WHAT YOU HAVE TO DO.
Each record must be written out again exactly. Skip any picture it contains.

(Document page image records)
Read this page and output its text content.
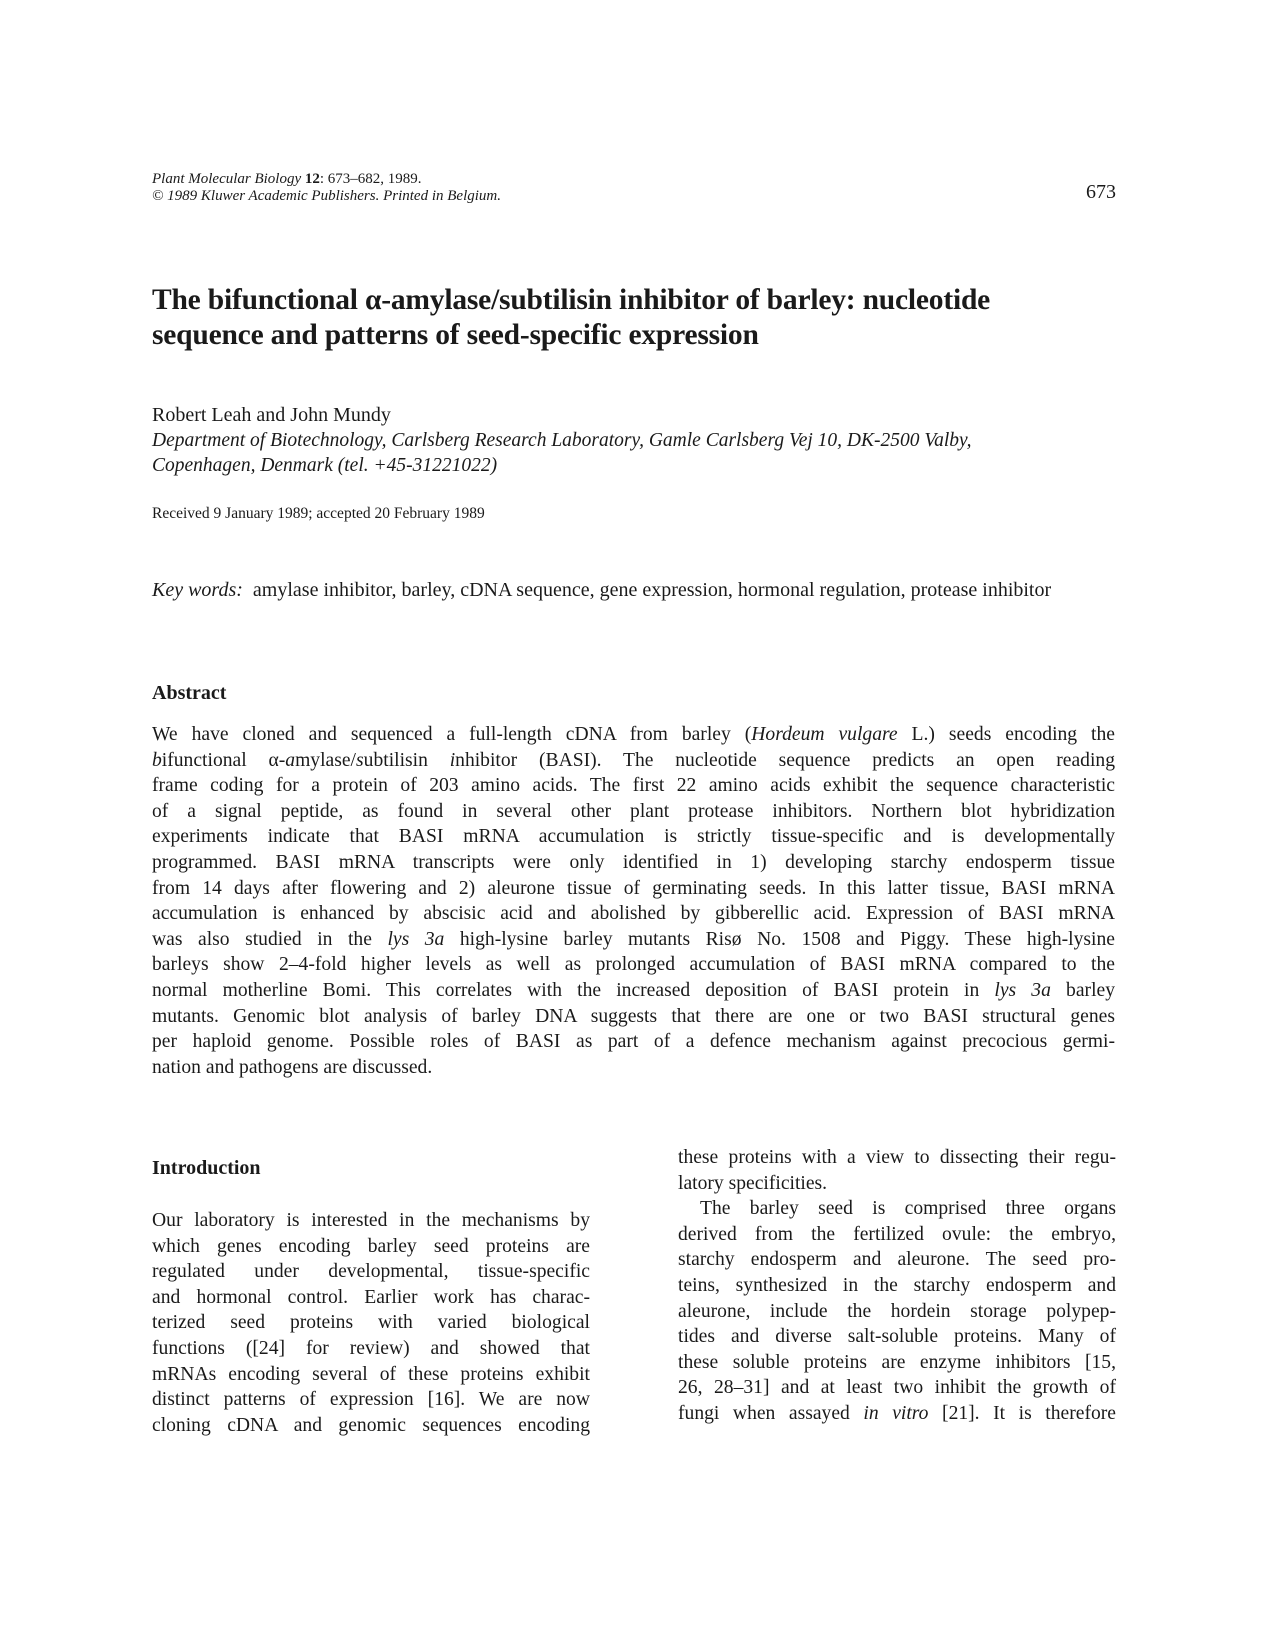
Plant Molecular Biology 12: 673–682, 1989.
© 1989 Kluwer Academic Publishers. Printed in Belgium.	673
The bifunctional α-amylase/subtilisin inhibitor of barley: nucleotide
sequence and patterns of seed-specific expression
Robert Leah and John Mundy
Department of Biotechnology, Carlsberg Research Laboratory, Gamle Carlsberg Vej 10, DK-2500 Valby,
Copenhagen, Denmark (tel. +45-31221022)
Received 9 January 1989; accepted 20 February 1989
Key words: amylase inhibitor, barley, cDNA sequence, gene expression, hormonal regulation, protease inhibitor
Abstract
We have cloned and sequenced a full-length cDNA from barley (Hordeum vulgare L.) seeds encoding the
bifunctional α-amylase/subtilisin inhibitor (BASI). The nucleotide sequence predicts an open reading
frame coding for a protein of 203 amino acids. The first 22 amino acids exhibit the sequence characteristic
of a signal peptide, as found in several other plant protease inhibitors. Northern blot hybridization
experiments indicate that BASI mRNA accumulation is strictly tissue-specific and is developmentally
programmed. BASI mRNA transcripts were only identified in 1) developing starchy endosperm tissue
from 14 days after flowering and 2) aleurone tissue of germinating seeds. In this latter tissue, BASI mRNA
accumulation is enhanced by abscisic acid and abolished by gibberellic acid. Expression of BASI mRNA
was also studied in the lys 3a high-lysine barley mutants Risø No. 1508 and Piggy. These high-lysine
barleys show 2–4-fold higher levels as well as prolonged accumulation of BASI mRNA compared to the
normal motherline Bomi. This correlates with the increased deposition of BASI protein in lys 3a barley
mutants. Genomic blot analysis of barley DNA suggests that there are one or two BASI structural genes
per haploid genome. Possible roles of BASI as part of a defence mechanism against precocious germi-
nation and pathogens are discussed.
Introduction
Our laboratory is interested in the mechanisms by
which genes encoding barley seed proteins are
regulated under developmental, tissue-specific
and hormonal control. Earlier work has charac-
terized seed proteins with varied biological
functions ([24] for review) and showed that
mRNAs encoding several of these proteins exhibit
distinct patterns of expression [16]. We are now
cloning cDNA and genomic sequences encoding
these proteins with a view to dissecting their regu-
latory specificities.
The barley seed is comprised three organs
derived from the fertilized ovule: the embryo,
starchy endosperm and aleurone. The seed pro-
teins, synthesized in the starchy endosperm and
aleurone, include the hordein storage polypep-
tides and diverse salt-soluble proteins. Many of
these soluble proteins are enzyme inhibitors [15,
26, 28–31] and at least two inhibit the growth of
fungi when assayed in vitro [21]. It is therefore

YOUR RESPONSE.
Read this page and output its text content.
Plant Molecular Biology 12: 673–682, 1989.
© 1989 Kluwer Academic Publishers. Printed in Belgium.	673
The bifunctional α-amylase/subtilisin inhibitor of barley: nucleotide
sequence and patterns of seed-specific expression
Robert Leah and John Mundy
Department of Biotechnology, Carlsberg Research Laboratory, Gamle Carlsberg Vej 10, DK-2500 Valby,
Copenhagen, Denmark (tel. +45-31221022)
Received 9 January 1989; accepted 20 February 1989
Key words: amylase inhibitor, barley, cDNA sequence, gene expression, hormonal regulation, protease inhibitor
Abstract
We have cloned and sequenced a full-length cDNA from barley (Hordeum vulgare L.) seeds encoding the
bifunctional α-amylase/subtilisin inhibitor (BASI). The nucleotide sequence predicts an open reading
frame coding for a protein of 203 amino acids. The first 22 amino acids exhibit the sequence characteristic
of a signal peptide, as found in several other plant protease inhibitors. Northern blot hybridization
experiments indicate that BASI mRNA accumulation is strictly tissue-specific and is developmentally
programmed. BASI mRNA transcripts were only identified in 1) developing starchy endosperm tissue
from 14 days after flowering and 2) aleurone tissue of germinating seeds. In this latter tissue, BASI mRNA
accumulation is enhanced by abscisic acid and abolished by gibberellic acid. Expression of BASI mRNA
was also studied in the lys 3a high-lysine barley mutants Risø No. 1508 and Piggy. These high-lysine
barleys show 2–4-fold higher levels as well as prolonged accumulation of BASI mRNA compared to the
normal motherline Bomi. This correlates with the increased deposition of BASI protein in lys 3a barley
mutants. Genomic blot analysis of barley DNA suggests that there are one or two BASI structural genes
per haploid genome. Possible roles of BASI as part of a defence mechanism against precocious germi-
nation and pathogens are discussed.
Introduction
Our laboratory is interested in the mechanisms by
which genes encoding barley seed proteins are
regulated under developmental, tissue-specific
and hormonal control. Earlier work has charac-
terized seed proteins with varied biological
functions ([24] for review) and showed that
mRNAs encoding several of these proteins exhibit
distinct patterns of expression [16]. We are now
cloning cDNA and genomic sequences encoding
these proteins with a view to dissecting their regu-
latory specificities.
The barley seed is comprised three organs
derived from the fertilized ovule: the embryo,
starchy endosperm and aleurone. The seed pro-
teins, synthesized in the starchy endosperm and
aleurone, include the hordein storage polypep-
tides and diverse salt-soluble proteins. Many of
these soluble proteins are enzyme inhibitors [15,
26, 28–31] and at least two inhibit the growth of
fungi when assayed in vitro [21]. It is therefore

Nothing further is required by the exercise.